**TASK OBJECTIVE**
Sift the listing for lines that hold the string "screenshot" and pull them out.

**SOURCE DATA**
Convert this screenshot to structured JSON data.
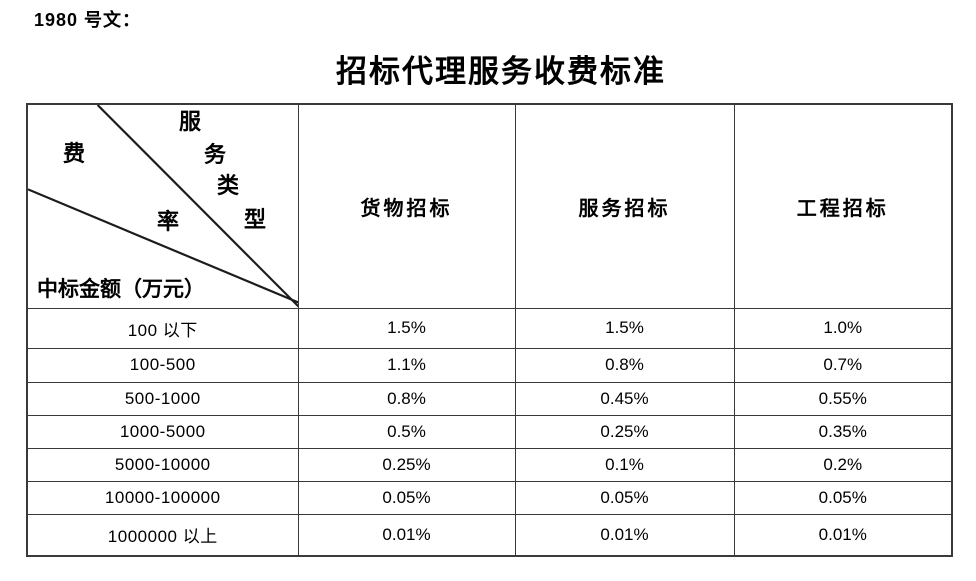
{
  "doc": {
    "ref_label": "1980 号文："
  },
  "title": "招标代理服务收费标准",
  "table": {
    "corner": {
      "fee_char": "费",
      "rate_char": "率",
      "service_type_chars": [
        "服",
        "务",
        "类",
        "型"
      ],
      "row_axis_label": "中标金额（万元）"
    },
    "columns": [
      "货物招标",
      "服务招标",
      "工程招标"
    ],
    "rows": [
      {
        "range": "100 以下",
        "values": [
          "1.5%",
          "1.5%",
          "1.0%"
        ]
      },
      {
        "range": "100-500",
        "values": [
          "1.1%",
          "0.8%",
          "0.7%"
        ]
      },
      {
        "range": "500-1000",
        "values": [
          "0.8%",
          "0.45%",
          "0.55%"
        ]
      },
      {
        "range": "1000-5000",
        "values": [
          "0.5%",
          "0.25%",
          "0.35%"
        ]
      },
      {
        "range": "5000-10000",
        "values": [
          "0.25%",
          "0.1%",
          "0.2%"
        ]
      },
      {
        "range": "10000-100000",
        "values": [
          "0.05%",
          "0.05%",
          "0.05%"
        ]
      },
      {
        "range": "1000000 以上",
        "values": [
          "0.01%",
          "0.01%",
          "0.01%"
        ]
      }
    ]
  },
  "colors": {
    "text": "#000000",
    "border": "#3a3a3a",
    "background": "#ffffff"
  }
}
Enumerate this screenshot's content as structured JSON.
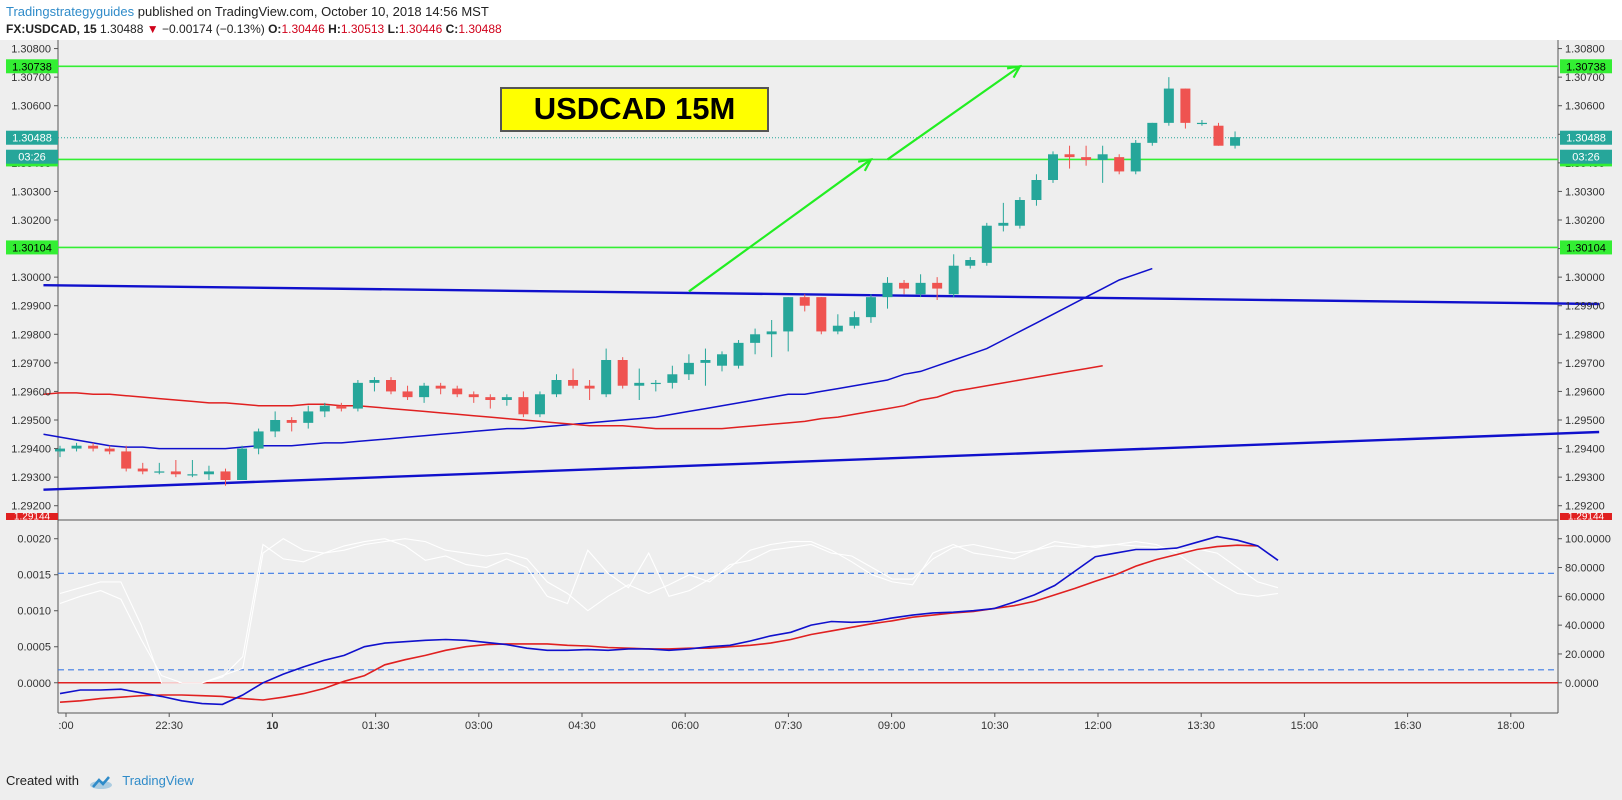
{
  "header": {
    "author": "Tradingstrategyguides",
    "published_text": "published on TradingView.com, October 10, 2018 14:56 MST",
    "symbol": "FX:USDCAD, 15",
    "last": "1.30488",
    "change": "−0.00174 (−0.13%)",
    "o_label": "O:",
    "o_value": "1.30446",
    "h_label": "H:",
    "h_value": "1.30513",
    "l_label": "L:",
    "l_value": "1.30446",
    "c_label": "C:",
    "c_value": "1.30488"
  },
  "annotation": {
    "title": "USDCAD 15M"
  },
  "footer": {
    "created_with": "Created with",
    "brand": "TradingView"
  },
  "colors": {
    "up": "#26a69a",
    "down": "#ef5350",
    "level": "#33ee33",
    "trend": "#1010cc",
    "ema": "#e02020",
    "arrow": "#22ee22",
    "label_bg": "#ffff00"
  },
  "chart_data": [
    {
      "type": "candlestick",
      "price_axis_ticks": [
        "1.30800",
        "1.30700",
        "1.30600",
        "1.30500",
        "1.30400",
        "1.30300",
        "1.30200",
        "1.30100",
        "1.30000",
        "1.29900",
        "1.29800",
        "1.29700",
        "1.29600",
        "1.29500",
        "1.29400",
        "1.29300",
        "1.29200"
      ],
      "ylim": [
        1.2915,
        1.3083
      ],
      "time_axis_ticks": [
        ":00",
        "22:30",
        "10",
        "01:30",
        "03:00",
        "04:30",
        "06:00",
        "07:30",
        "09:00",
        "10:30",
        "12:00",
        "13:30",
        "15:00",
        "16:30",
        "18:00"
      ],
      "price_labels": {
        "levels": [
          "1.30738",
          "1.30412",
          "1.30104"
        ],
        "last_price": "1.30488",
        "countdown": "03:26",
        "low_marker": "1.29144"
      },
      "horizontal_levels": [
        1.30738,
        1.30412,
        1.30104
      ],
      "last_price": 1.30488,
      "candles": [
        {
          "o": 1.2939,
          "h": 1.2941,
          "l": 1.2937,
          "c": 1.294
        },
        {
          "o": 1.294,
          "h": 1.2942,
          "l": 1.2939,
          "c": 1.2941
        },
        {
          "o": 1.2941,
          "h": 1.2942,
          "l": 1.2939,
          "c": 1.294
        },
        {
          "o": 1.294,
          "h": 1.2941,
          "l": 1.2938,
          "c": 1.2939
        },
        {
          "o": 1.2939,
          "h": 1.2941,
          "l": 1.2932,
          "c": 1.2933
        },
        {
          "o": 1.2933,
          "h": 1.2935,
          "l": 1.2931,
          "c": 1.2932
        },
        {
          "o": 1.2932,
          "h": 1.2935,
          "l": 1.2931,
          "c": 1.2932
        },
        {
          "o": 1.2932,
          "h": 1.2936,
          "l": 1.293,
          "c": 1.2931
        },
        {
          "o": 1.2931,
          "h": 1.2936,
          "l": 1.293,
          "c": 1.2931
        },
        {
          "o": 1.2931,
          "h": 1.2934,
          "l": 1.2929,
          "c": 1.2932
        },
        {
          "o": 1.2932,
          "h": 1.2933,
          "l": 1.2927,
          "c": 1.2929
        },
        {
          "o": 1.2929,
          "h": 1.2941,
          "l": 1.2929,
          "c": 1.294
        },
        {
          "o": 1.294,
          "h": 1.2947,
          "l": 1.2938,
          "c": 1.2946
        },
        {
          "o": 1.2946,
          "h": 1.2953,
          "l": 1.2944,
          "c": 1.295
        },
        {
          "o": 1.295,
          "h": 1.2951,
          "l": 1.2946,
          "c": 1.2949
        },
        {
          "o": 1.2949,
          "h": 1.2955,
          "l": 1.2947,
          "c": 1.2953
        },
        {
          "o": 1.2953,
          "h": 1.2956,
          "l": 1.2951,
          "c": 1.2955
        },
        {
          "o": 1.2955,
          "h": 1.2956,
          "l": 1.2953,
          "c": 1.2954
        },
        {
          "o": 1.2954,
          "h": 1.2964,
          "l": 1.2953,
          "c": 1.2963
        },
        {
          "o": 1.2963,
          "h": 1.2965,
          "l": 1.296,
          "c": 1.2964
        },
        {
          "o": 1.2964,
          "h": 1.2965,
          "l": 1.2959,
          "c": 1.296
        },
        {
          "o": 1.296,
          "h": 1.2962,
          "l": 1.2957,
          "c": 1.2958
        },
        {
          "o": 1.2958,
          "h": 1.2963,
          "l": 1.2956,
          "c": 1.2962
        },
        {
          "o": 1.2962,
          "h": 1.2963,
          "l": 1.2959,
          "c": 1.2961
        },
        {
          "o": 1.2961,
          "h": 1.2962,
          "l": 1.2958,
          "c": 1.2959
        },
        {
          "o": 1.2959,
          "h": 1.296,
          "l": 1.2956,
          "c": 1.2958
        },
        {
          "o": 1.2958,
          "h": 1.2959,
          "l": 1.2954,
          "c": 1.2957
        },
        {
          "o": 1.2957,
          "h": 1.2959,
          "l": 1.2955,
          "c": 1.2958
        },
        {
          "o": 1.2958,
          "h": 1.296,
          "l": 1.2951,
          "c": 1.2952
        },
        {
          "o": 1.2952,
          "h": 1.296,
          "l": 1.2951,
          "c": 1.2959
        },
        {
          "o": 1.2959,
          "h": 1.2966,
          "l": 1.2958,
          "c": 1.2964
        },
        {
          "o": 1.2964,
          "h": 1.2968,
          "l": 1.2961,
          "c": 1.2962
        },
        {
          "o": 1.2962,
          "h": 1.2964,
          "l": 1.2957,
          "c": 1.2961
        },
        {
          "o": 1.2959,
          "h": 1.2975,
          "l": 1.2958,
          "c": 1.2971
        },
        {
          "o": 1.2971,
          "h": 1.2972,
          "l": 1.2961,
          "c": 1.2962
        },
        {
          "o": 1.2962,
          "h": 1.2968,
          "l": 1.2957,
          "c": 1.2963
        },
        {
          "o": 1.2963,
          "h": 1.2964,
          "l": 1.296,
          "c": 1.2963
        },
        {
          "o": 1.2963,
          "h": 1.2969,
          "l": 1.2961,
          "c": 1.2966
        },
        {
          "o": 1.2966,
          "h": 1.2973,
          "l": 1.2964,
          "c": 1.297
        },
        {
          "o": 1.297,
          "h": 1.2975,
          "l": 1.2962,
          "c": 1.2971
        },
        {
          "o": 1.2969,
          "h": 1.2974,
          "l": 1.2967,
          "c": 1.2973
        },
        {
          "o": 1.2969,
          "h": 1.2978,
          "l": 1.2968,
          "c": 1.2977
        },
        {
          "o": 1.2977,
          "h": 1.2982,
          "l": 1.2973,
          "c": 1.298
        },
        {
          "o": 1.298,
          "h": 1.2985,
          "l": 1.2972,
          "c": 1.2981
        },
        {
          "o": 1.2981,
          "h": 1.2993,
          "l": 1.2974,
          "c": 1.2993
        },
        {
          "o": 1.2993,
          "h": 1.2994,
          "l": 1.2988,
          "c": 1.299
        },
        {
          "o": 1.2993,
          "h": 1.2993,
          "l": 1.298,
          "c": 1.2981
        },
        {
          "o": 1.2981,
          "h": 1.2987,
          "l": 1.298,
          "c": 1.2983
        },
        {
          "o": 1.2983,
          "h": 1.2988,
          "l": 1.2982,
          "c": 1.2986
        },
        {
          "o": 1.2986,
          "h": 1.2994,
          "l": 1.2984,
          "c": 1.2993
        },
        {
          "o": 1.2993,
          "h": 1.3,
          "l": 1.2989,
          "c": 1.2998
        },
        {
          "o": 1.2998,
          "h": 1.2999,
          "l": 1.2994,
          "c": 1.2996
        },
        {
          "o": 1.2994,
          "h": 1.3001,
          "l": 1.2993,
          "c": 1.2998
        },
        {
          "o": 1.2998,
          "h": 1.3,
          "l": 1.2992,
          "c": 1.2996
        },
        {
          "o": 1.2994,
          "h": 1.3008,
          "l": 1.2993,
          "c": 1.3004
        },
        {
          "o": 1.3004,
          "h": 1.3007,
          "l": 1.3003,
          "c": 1.3006
        },
        {
          "o": 1.3005,
          "h": 1.3019,
          "l": 1.3004,
          "c": 1.3018
        },
        {
          "o": 1.3018,
          "h": 1.3026,
          "l": 1.3016,
          "c": 1.3019
        },
        {
          "o": 1.3018,
          "h": 1.3028,
          "l": 1.3017,
          "c": 1.3027
        },
        {
          "o": 1.3027,
          "h": 1.3036,
          "l": 1.3025,
          "c": 1.3034
        },
        {
          "o": 1.3034,
          "h": 1.3044,
          "l": 1.3033,
          "c": 1.3043
        },
        {
          "o": 1.3043,
          "h": 1.3046,
          "l": 1.3038,
          "c": 1.3042
        },
        {
          "o": 1.3042,
          "h": 1.3046,
          "l": 1.3039,
          "c": 1.3041
        },
        {
          "o": 1.3041,
          "h": 1.3046,
          "l": 1.3033,
          "c": 1.3043
        },
        {
          "o": 1.3042,
          "h": 1.3043,
          "l": 1.3036,
          "c": 1.3037
        },
        {
          "o": 1.3037,
          "h": 1.3048,
          "l": 1.3036,
          "c": 1.3047
        },
        {
          "o": 1.3047,
          "h": 1.3054,
          "l": 1.3046,
          "c": 1.3054
        },
        {
          "o": 1.3054,
          "h": 1.307,
          "l": 1.3053,
          "c": 1.3066
        },
        {
          "o": 1.3066,
          "h": 1.3066,
          "l": 1.3052,
          "c": 1.3054
        },
        {
          "o": 1.3054,
          "h": 1.3055,
          "l": 1.3053,
          "c": 1.3054
        },
        {
          "o": 1.3053,
          "h": 1.3054,
          "l": 1.3046,
          "c": 1.3046
        },
        {
          "o": 1.3046,
          "h": 1.3051,
          "l": 1.3045,
          "c": 1.3049
        }
      ],
      "trend_lines": [
        {
          "from": {
            "bar": -1,
            "price": 1.29972
          },
          "to": {
            "bar": 93,
            "price": 1.29906
          }
        },
        {
          "from": {
            "bar": -1,
            "price": 1.29256
          },
          "to": {
            "bar": 93,
            "price": 1.29458
          }
        }
      ],
      "ema_fast": [
        1.2945,
        1.2944,
        1.2943,
        1.2942,
        1.2941,
        1.29405,
        1.29405,
        1.294,
        1.294,
        1.294,
        1.294,
        1.294,
        1.29405,
        1.2941,
        1.2941,
        1.2941,
        1.29415,
        1.2942,
        1.2942,
        1.29425,
        1.2943,
        1.29435,
        1.2944,
        1.29445,
        1.2945,
        1.29455,
        1.2946,
        1.29465,
        1.2947,
        1.2947,
        1.29475,
        1.2948,
        1.29485,
        1.2949,
        1.29495,
        1.295,
        1.29505,
        1.2951,
        1.2952,
        1.2953,
        1.2954,
        1.2955,
        1.2956,
        1.2957,
        1.2958,
        1.2959,
        1.2959,
        1.296,
        1.2961,
        1.2962,
        1.2963,
        1.2964,
        1.2966,
        1.2967,
        1.2969,
        1.2971,
        1.2973,
        1.2975,
        1.2978,
        1.2981,
        1.2984,
        1.2987,
        1.299,
        1.2993,
        1.2996,
        1.2999,
        1.3001,
        1.3003
      ],
      "ema_slow": [
        1.2959,
        1.29595,
        1.29595,
        1.2959,
        1.2959,
        1.29585,
        1.2958,
        1.29575,
        1.2957,
        1.29565,
        1.2956,
        1.2956,
        1.29555,
        1.2955,
        1.2955,
        1.2955,
        1.29555,
        1.29555,
        1.2955,
        1.2955,
        1.29545,
        1.2954,
        1.29535,
        1.2953,
        1.29525,
        1.2952,
        1.29515,
        1.2951,
        1.29505,
        1.295,
        1.29495,
        1.2949,
        1.29485,
        1.2948,
        1.2948,
        1.2948,
        1.29475,
        1.2947,
        1.2947,
        1.2947,
        1.2947,
        1.2947,
        1.29475,
        1.2948,
        1.29485,
        1.2949,
        1.29495,
        1.29505,
        1.2951,
        1.2952,
        1.2953,
        1.2954,
        1.2955,
        1.2957,
        1.2958,
        1.296,
        1.2961,
        1.2962,
        1.2963,
        1.2964,
        1.2965,
        1.2966,
        1.2967,
        1.2968,
        1.2969
      ],
      "arrows": [
        {
          "from": {
            "bar": 38,
            "price": 1.2995
          },
          "to": {
            "bar": 49,
            "price": 1.30412
          }
        },
        {
          "from": {
            "bar": 50,
            "price": 1.30412
          },
          "to": {
            "bar": 58,
            "price": 1.30738
          }
        }
      ]
    },
    {
      "type": "line",
      "left_axis_ticks": [
        "0.0020",
        "0.0015",
        "0.0010",
        "0.0005",
        "0.0000"
      ],
      "right_axis_ticks": [
        "100.0000",
        "80.0000",
        "60.0000",
        "40.0000",
        "20.0000",
        "0.0000"
      ],
      "ylim": [
        -0.00042,
        0.00226
      ],
      "dashed_levels": [
        0.00152,
        0.00018
      ],
      "zero_line": 0,
      "series": [
        {
          "values": [
            -0.00015,
            -0.0001,
            -0.0001,
            -9e-05,
            -0.00014,
            -0.00019,
            -0.00025,
            -0.00029,
            -0.0003,
            -0.00017,
            0.0,
            0.00012,
            0.00022,
            0.00031,
            0.00038,
            0.0005,
            0.00055,
            0.00057,
            0.00059,
            0.0006,
            0.00059,
            0.00056,
            0.00053,
            0.00048,
            0.00045,
            0.00045,
            0.00046,
            0.00045,
            0.00047,
            0.00047,
            0.00045,
            0.00047,
            0.0005,
            0.00052,
            0.00058,
            0.00065,
            0.0007,
            0.0008,
            0.00085,
            0.00084,
            0.00085,
            0.0009,
            0.00094,
            0.00097,
            0.00098,
            0.001,
            0.00103,
            0.00112,
            0.00122,
            0.00135,
            0.00155,
            0.00175,
            0.0018,
            0.00185,
            0.00185,
            0.00187,
            0.00195,
            0.00203,
            0.00198,
            0.0019,
            0.0017
          ]
        },
        {
          "values": [
            -0.00027,
            -0.00025,
            -0.00022,
            -0.0002,
            -0.00018,
            -0.00017,
            -0.00017,
            -0.00018,
            -0.00019,
            -0.00022,
            -0.00024,
            -0.0002,
            -0.00015,
            -8e-05,
            2e-05,
            0.0001,
            0.00025,
            0.00032,
            0.00038,
            0.00045,
            0.0005,
            0.00053,
            0.00054,
            0.00054,
            0.00054,
            0.00052,
            0.00051,
            0.00049,
            0.00048,
            0.00047,
            0.00047,
            0.00048,
            0.00048,
            0.0005,
            0.00052,
            0.00055,
            0.0006,
            0.00067,
            0.00072,
            0.00077,
            0.00082,
            0.00086,
            0.00091,
            0.00094,
            0.00097,
            0.00099,
            0.00103,
            0.00107,
            0.00113,
            0.00122,
            0.00131,
            0.00141,
            0.0015,
            0.00162,
            0.00171,
            0.00178,
            0.00185,
            0.00189,
            0.00191,
            0.0019
          ]
        },
        {
          "values": [
            62,
            66,
            70,
            70,
            40,
            0,
            0,
            0,
            5,
            10,
            90,
            100,
            92,
            90,
            92,
            96,
            98,
            100,
            98,
            92,
            90,
            88,
            90,
            86,
            70,
            62,
            50,
            60,
            68,
            62,
            68,
            75,
            70,
            82,
            85,
            92,
            94,
            96,
            90,
            88,
            80,
            72,
            72,
            86,
            94,
            96,
            93,
            90,
            92,
            95,
            94,
            95,
            96,
            95,
            94,
            92,
            93,
            90,
            80,
            70,
            66
          ]
        },
        {
          "values": [
            55,
            60,
            64,
            58,
            30,
            5,
            0,
            0,
            4,
            18,
            96,
            86,
            84,
            90,
            95,
            98,
            100,
            95,
            85,
            88,
            82,
            80,
            86,
            80,
            60,
            55,
            92,
            76,
            66,
            90,
            60,
            64,
            72,
            80,
            92,
            96,
            98,
            98,
            92,
            84,
            75,
            70,
            68,
            90,
            96,
            90,
            88,
            86,
            92,
            98,
            96,
            94,
            96,
            98,
            96,
            90,
            80,
            70,
            62,
            60,
            62
          ]
        }
      ]
    }
  ]
}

**ANSWER FOR THE TASK**
Convert this screenshot to structured JSON data.
Enumerate this screenshot's content as structured JSON.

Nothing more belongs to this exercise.